Data in this exercise:

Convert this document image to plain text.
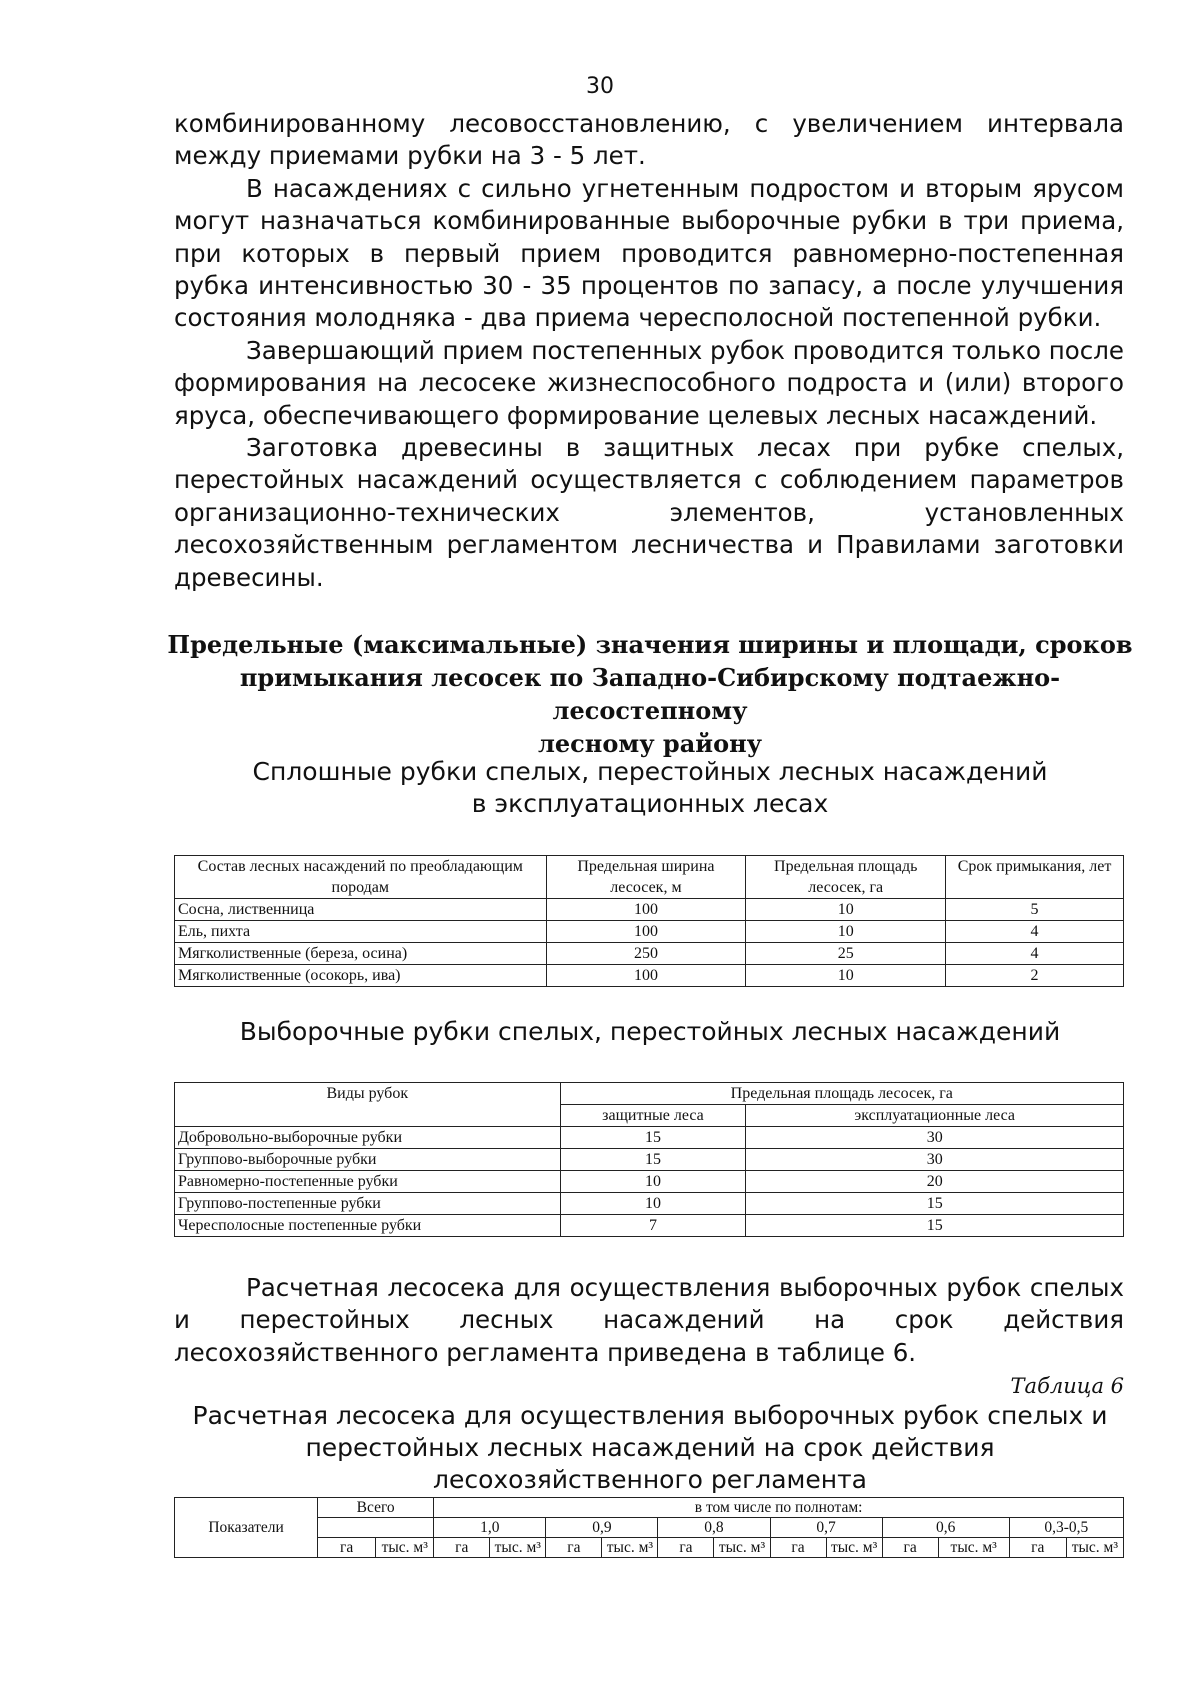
30

комбинированному лесовосстановлению, с увеличением интервала между приемами рубки на 3 - 5 лет.

В насаждениях с сильно угнетенным подростом и вторым ярусом могут назначаться комбинированные выборочные рубки в три приема, при которых в первый прием проводится равномерно-постепенная рубка интенсивностью 30 - 35 процентов по запасу, а после улучшения состояния молодняка - два приема чересполосной постепенной рубки.

Завершающий прием постепенных рубок проводится только после формирования на лесосеке жизнеспособного подроста и (или) второго яруса, обеспечивающего формирование целевых лесных насаждений.

Заготовка древесины в защитных лесах при рубке спелых, перестойных насаждений осуществляется с соблюдением параметров организационно-технических элементов, установленных лесохозяйственным регламентом лесничества и Правилами заготовки древесины.

Предельные (максимальные) значения ширины и площади, сроков
примыкания лесосек по Западно-Сибирскому подтаежно-лесостепному
лесному району
Сплошные рубки спелых, перестойных лесных насаждений
в эксплуатационных лесах
Состав лесных насаждений по преобладающим породам	Предельная ширина лесосек, м	Предельная площадь лесосек, га	Срок примыкания, лет
Сосна, лиственница	100	10	5
Ель, пихта	100	10	4
Мягколиственные (береза, осина)	250	25	4
Мягколиственные (осокорь, ива)	100	10	2
Выборочные рубки спелых, перестойных лесных насаждений
Виды рубок	Предельная площадь лесосек, га	
	защитные леса	эксплуатационные леса
Добровольно-выборочные рубки	15	30
Группово-выборочные рубки	15	30
Равномерно-постепенные рубки	10	20
Группово-постепенные рубки	10	15
Чересполосные постепенные рубки	7	15

Расчетная лесосека для осуществления выборочных рубок спелых и перестойных лесных насаждений на срок действия лесохозяйственного регламента приведена в таблице 6.

Таблица 6
Расчетная лесосека для осуществления выборочных рубок спелых и
перестойных лесных насаждений на срок действия
лесохозяйственного регламента
Показатели	Всего		в том числе по полнотам:											
			1,0		0,9		0,8		0,7		0,6		0,3-0,5	
	га	тыс. м³	га	тыс. м³	га	тыс. м³	га	тыс. м³	га	тыс. м³	га	тыс. м³	га	тыс. м³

Written request: Which lines contain "насаждений"? Copy each of them out.

Task answer:
Завершающий прием постепенных рубок проводится только после формирования на лесосеке жизнеспособного подроста и (или) второго яруса, обеспечивающего формирование целевых лесных насаждений.
Заготовка древесины в защитных лесах при рубке спелых, перестойных насаждений осуществляется с соблюдением параметров организационно-технических элементов, установленных лесохозяйственным регламентом лесничества и Правилами заготовки древесины.
Сплошные рубки спелых, перестойных лесных насаждений
Состав лесных насаждений по преобладающим породам	Предельная ширина лесосек, м	Предельная площадь лесосек, га	Срок примыкания, лет
Выборочные рубки спелых, перестойных лесных насаждений
Расчетная лесосека для осуществления выборочных рубок спелых и перестойных лесных насаждений на срок действия лесохозяйственного регламента приведена в таблице 6.
перестойных лесных насаждений на срок действия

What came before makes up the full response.